■ Exercise objective: Search the material for the word "text" and report each line where it turns up.

Collection entries
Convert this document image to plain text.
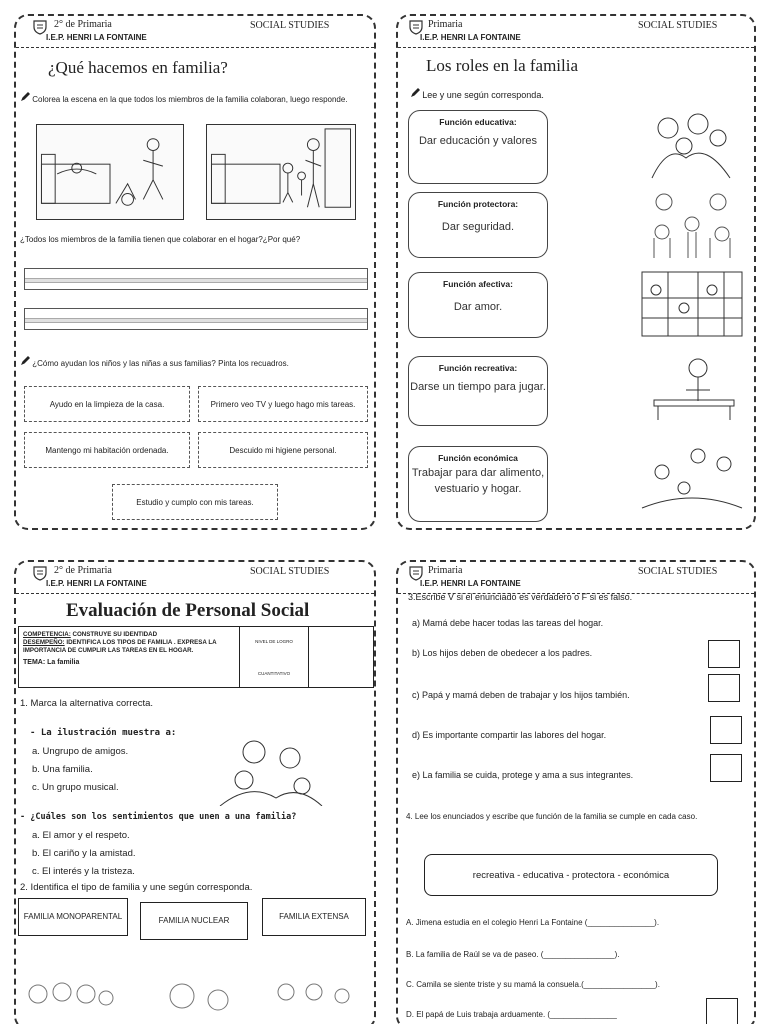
2° de Primaria
I.E.P. HENRI LA FONTAINE
SOCIAL STUDIES
¿Qué hacemos en familia?
Colorea la escena en la que todos los miembros de la familia colaboran, luego responde.
¿Todos los miembros de la familia tienen que colaborar en el hogar?¿Por qué?
¿Cómo ayudan los niños y las niñas a sus familias? Pinta los recuadros.
Ayudo en la limpieza de la casa.	Primero veo TV y luego hago mis tareas.
Mantengo mi habitación ordenada.	Descuido mi higiene personal.
Estudio y cumplo con mis tareas.
Primaria
I.E.P. HENRI LA FONTAINE
SOCIAL STUDIES
Los roles en la familia
Lee y une según corresponda.
Función educativa:
Dar educación y valores
Función protectora:
Dar seguridad.
Función afectiva:
Dar amor.
Función recreativa:
Darse un tiempo para jugar.
Función económica
Trabajar para dar alimento, vestuario y hogar.
2° de Primaria
I.E.P. HENRI LA FONTAINE
SOCIAL STUDIES
Evaluación de Personal Social
COMPETENCIA: CONSTRUYE SU IDENTIDAD
DESEMPEÑO: IDENTIFICA LOS TIPOS DE FAMILIA . EXPRESA LA IMPORTANCIA DE CUMPLIR LAS TAREAS EN EL HOGAR.
TEMA: La familia
NIVEL DE LOGRO
CUANTITATIVO
1. Marca la alternativa correcta.
- La ilustración muestra a:
a. Ungrupo de amigos.
b. Una familia.
c. Un grupo musical.
- ¿Cuáles son los sentimientos que unen a una familia?
a. El amor y el respeto.
b. El cariño y la amistad.
c. El interés y la tristeza.
2. Identifica el tipo de familia y une según corresponda.
FAMILIA MONOPARENTAL	FAMILIA NUCLEAR	FAMILIA EXTENSA
Primaria
I.E.P. HENRI LA FONTAINE
SOCIAL STUDIES
3.Escribe V si el enunciado es verdadero o F si es falso.
a) Mamá debe hacer todas las tareas del hogar.
b) Los hijos deben de obedecer a los padres.
c) Papá y mamá deben de trabajar y los hijos también.
d) Es importante compartir las labores del hogar.
e) La familia se cuida, protege y ama a sus integrantes.
4. Lee los enunciados y escribe que función de la familia se cumple en cada caso.
recreativa - educativa - protectora - económica
A. Jimena estudia en el colegio Henri La Fontaine (_______________).
B. La familia de Raúl se va de paseo. (________________).
C. Camila se siente triste y su mamá la consuela.(________________).
D. El papá de Luis trabaja arduamente. (_______________
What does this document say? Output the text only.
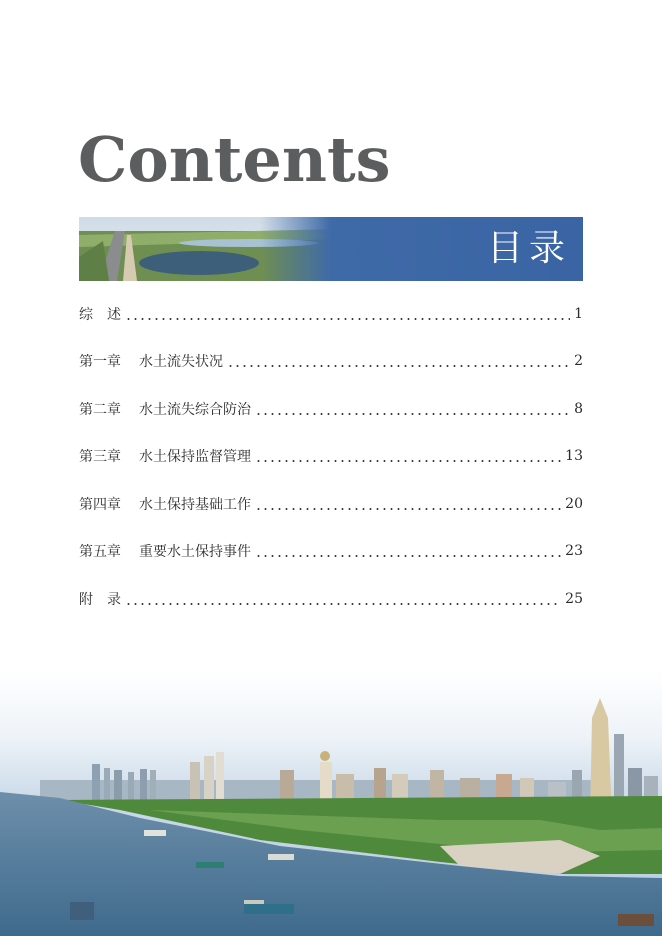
Contents
目录
综　述	1
第一章 水土流失状况	2
第二章 水土流失综合防治	8
第三章 水土保持监督管理	13
第四章 水土保持基础工作	20
第五章 重要水土保持事件	23
附　录	25
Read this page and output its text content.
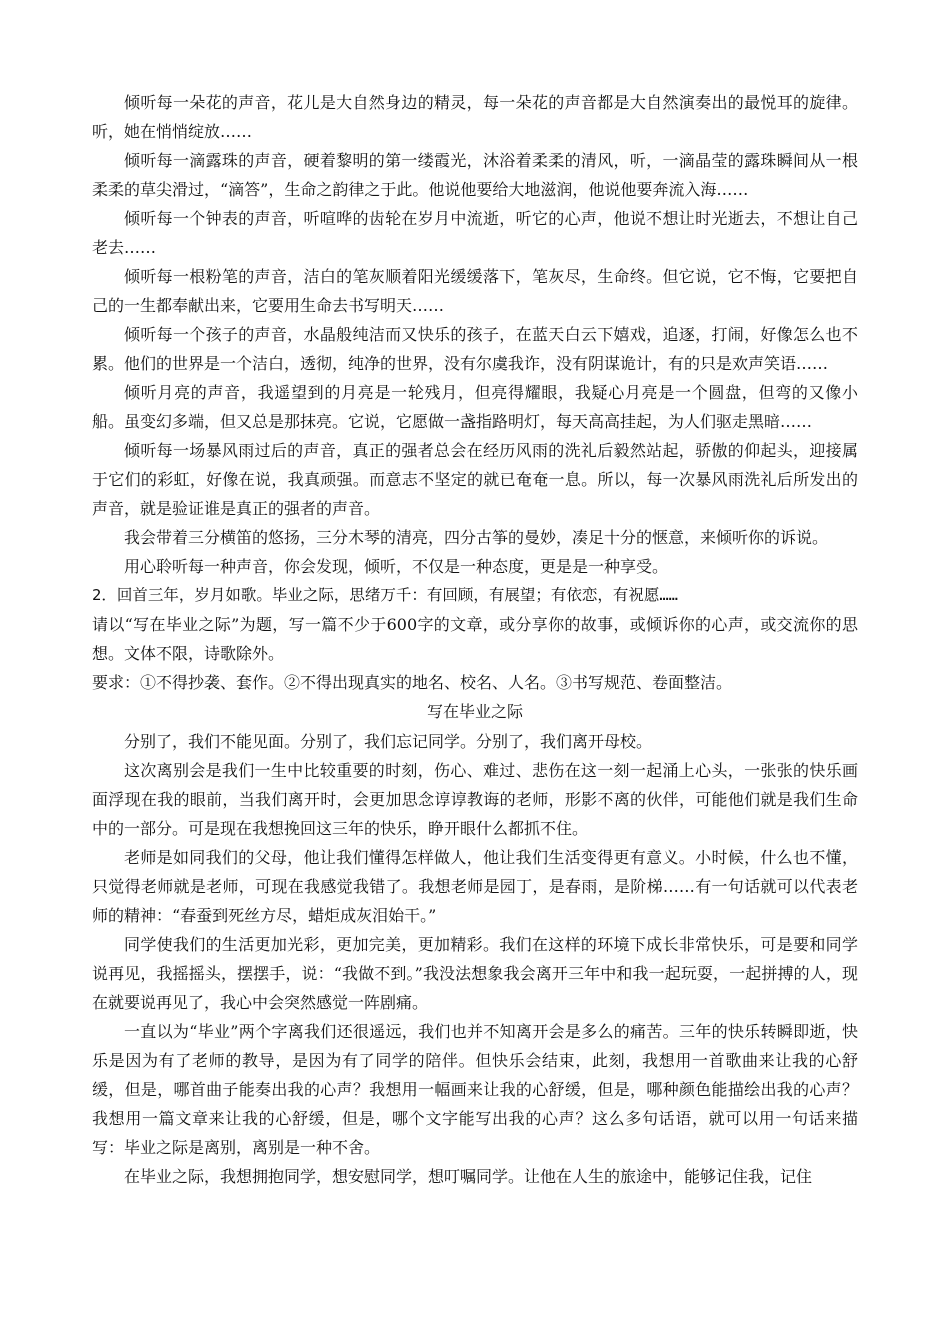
倾听每一朵花的声音，花儿是大自然身边的精灵，每一朵花的声音都是大自然演奏出的最悦耳的旋律。听，她在悄悄绽放……

倾听每一滴露珠的声音，硬着黎明的第一缕霞光，沐浴着柔柔的清风，听，一滴晶莹的露珠瞬间从一根柔柔的草尖滑过，“滴答”，生命之韵律之于此。他说他要给大地滋润，他说他要奔流入海……

倾听每一个钟表的声音，听喧哗的齿轮在岁月中流逝，听它的心声，他说不想让时光逝去，不想让自己老去……

倾听每一根粉笔的声音，洁白的笔灰顺着阳光缓缓落下，笔灰尽，生命终。但它说，它不悔，它要把自己的一生都奉献出来，它要用生命去书写明天……

倾听每一个孩子的声音，水晶般纯洁而又快乐的孩子，在蓝天白云下嬉戏，追逐，打闹，好像怎么也不累。他们的世界是一个洁白，透彻，纯净的世界，没有尔虞我诈，没有阴谋诡计，有的只是欢声笑语……

倾听月亮的声音，我遥望到的月亮是一轮残月，但亮得耀眼，我疑心月亮是一个圆盘，但弯的又像小船。虽变幻多端，但又总是那抹亮。它说，它愿做一盏指路明灯，每天高高挂起，为人们驱走黑暗……

倾听每一场暴风雨过后的声音，真正的强者总会在经历风雨的洗礼后毅然站起，骄傲的仰起头，迎接属于它们的彩虹，好像在说，我真顽强。而意志不坚定的就已奄奄一息。所以，每一次暴风雨洗礼后所发出的声音，就是验证谁是真正的强者的声音。

我会带着三分横笛的悠扬，三分木琴的清亮，四分古筝的曼妙，凑足十分的惬意，来倾听你的诉说。

用心聆听每一种声音，你会发现，倾听，不仅是一种态度，更是是一种享受。

2．回首三年，岁月如歌。毕业之际，思绪万千：有回顾，有展望；有依恋，有祝愿……

请以“写在毕业之际”为题，写一篇不少于600字的文章，或分享你的故事，或倾诉你的心声，或交流你的思想。文体不限，诗歌除外。

要求：①不得抄袭、套作。②不得出现真实的地名、校名、人名。③书写规范、卷面整洁。

写在毕业之际

分别了，我们不能见面。分别了，我们忘记同学。分别了，我们离开母校。

这次离别会是我们一生中比较重要的时刻，伤心、难过、悲伤在这一刻一起涌上心头，一张张的快乐画面浮现在我的眼前，当我们离开时，会更加思念谆谆教诲的老师，形影不离的伙伴，可能他们就是我们生命中的一部分。可是现在我想挽回这三年的快乐，睁开眼什么都抓不住。

老师是如同我们的父母，他让我们懂得怎样做人，他让我们生活变得更有意义。小时候，什么也不懂，只觉得老师就是老师，可现在我感觉我错了。我想老师是园丁，是春雨，是阶梯……有一句话就可以代表老师的精神：“春蚕到死丝方尽，蜡炬成灰泪始干。”

同学使我们的生活更加光彩，更加完美，更加精彩。我们在这样的环境下成长非常快乐，可是要和同学说再见，我摇摇头，摆摆手，说：“我做不到。”我没法想象我会离开三年中和我一起玩耍，一起拼搏的人，现在就要说再见了，我心中会突然感觉一阵剧痛。

一直以为“毕业”两个字离我们还很遥远，我们也并不知离开会是多么的痛苦。三年的快乐转瞬即逝，快乐是因为有了老师的教导，是因为有了同学的陪伴。但快乐会结束，此刻，我想用一首歌曲来让我的心舒缓，但是，哪首曲子能奏出我的心声？我想用一幅画来让我的心舒缓，但是，哪种颜色能描绘出我的心声？我想用一篇文章来让我的心舒缓，但是，哪个文字能写出我的心声？这么多句话语，就可以用一句话来描写：毕业之际是离别，离别是一种不舍。

在毕业之际，我想拥抱同学，想安慰同学，想叮嘱同学。让他在人生的旅途中，能够记住我，记住
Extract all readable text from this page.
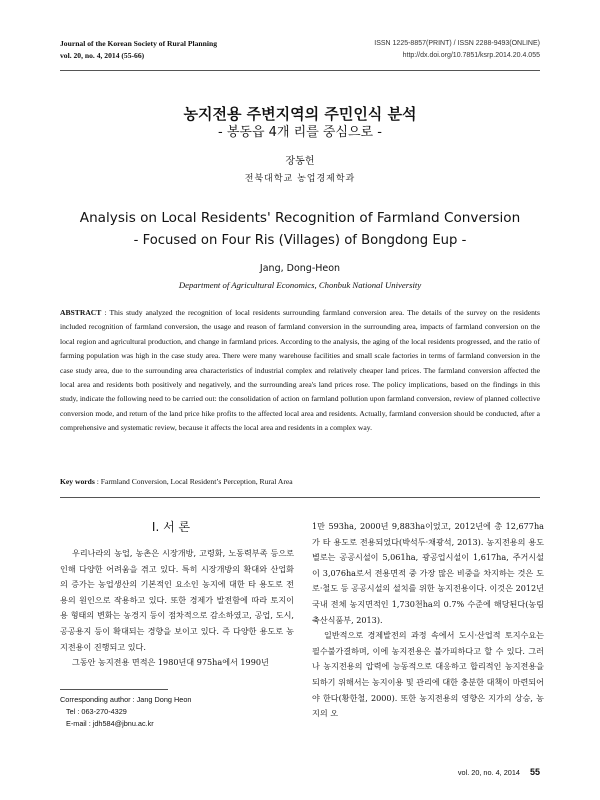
Journal of the Korean Society of Rural Planning
vol. 20, no. 4, 2014 (55-66)
ISSN 1225-8857(PRINT) / ISSN 2288-9493(ONLINE)
http://dx.doi.org/10.7851/ksrp.2014.20.4.055
농지전용 주변지역의 주민인식 분석
- 봉동읍 4개 리를 중심으로 -
장동헌
전북대학교 농업경제학과
Analysis on Local Residents' Recognition of Farmland Conversion
- Focused on Four Ris (Villages) of Bongdong Eup -
Jang, Dong-Heon
Department of Agricultural Economics, Chonbuk National University
ABSTRACT : This study analyzed the recognition of local residents surrounding farmland conversion area. The details of the survey on the residents included recognition of farmland conversion, the usage and reason of farmland conversion in the surrounding area, impacts of farmland conversion on the local region and agricultural production, and change in farmland prices. According to the analysis, the aging of the local residents progressed, and the ratio of farming population was high in the case study area. There were many warehouse facilities and small scale factories in terms of farmland conversion in the case study area, due to the surrounding area characteristics of industrial complex and relatively cheaper land prices. The farmland conversion affected the local area and residents both positively and negatively, and the surrounding area's land prices rose. The policy implications, based on the findings in this study, indicate the following need to be carried out: the consolidation of action on farmland pollution upon farmland conversion, review of planned collective conversion mode, and return of the land price hike profits to the affected local area and residents. Actually, farmland conversion should be conducted, after a comprehensive and systematic review, because it affects the local area and residents in a complex way.
Key words : Farmland Conversion, Local Resident’s Perception, Rural Area
Ⅰ. 서 론

우리나라의 농업, 농촌은 시장개방, 고령화, 노동력부족 등으로 인해 다양한 어려움을 겪고 있다. 특히 시장개방의 확대와 산업화의 증가는 농업생산의 기본적인 요소인 농지에 대한 타 용도로 전용의 원인으로 작용하고 있다. 또한 경제가 발전함에 따라 토지이용 형태의 변화는 농경지 등이 점차적으로 감소하였고, 공업, 도시, 공공용지 등이 확대되는 경향을 보이고 있다. 즉 다양한 용도로 농지전용이 진행되고 있다.

그동안 농지전용 면적은 1980년대 975ha에서 1990년

1만 593ha, 2000년 9,883ha이었고, 2012년에 총 12,677ha가 타 용도로 전용되었다(박석두·채광석, 2013). 농지전용의 용도별로는 공공시설이 5,061ha, 광공업시설이 1,617ha, 주거시설이 3,076ha로서 전용면적 중 가장 많은 비중을 차지하는 것은 도로·철도 등 공공시설의 설치를 위한 농지전용이다. 이것은 2012년 국내 전체 농지면적인 1,730천ha의 0.7% 수준에 해당된다(농림축산식품부, 2013).

일반적으로 경제발전의 과정 속에서 도시·산업적 토지수요는 필수불가결하며, 이에 농지전용은 불가피하다고 할 수 있다. 그러나 농지전용의 압력에 능동적으로 대응하고 합리적인 농지전용을 되하기 위해서는 농지이용 및 관리에 대한 충분한 대책이 마련되어야 한다(황한철, 2000). 또한 농지전용의 영향은 지가의 상승, 농지의 오

Corresponding author : Jang Dong Heon
Tel : 063-270-4329
E-mail : jdh584@jbnu.ac.kr
vol. 20, no. 4, 2014 55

■ Exercise solution:
Convert this document image to plain text.
What does this document say? Output the text only.
Read this page and output its text content.
Extract all readable text from this page.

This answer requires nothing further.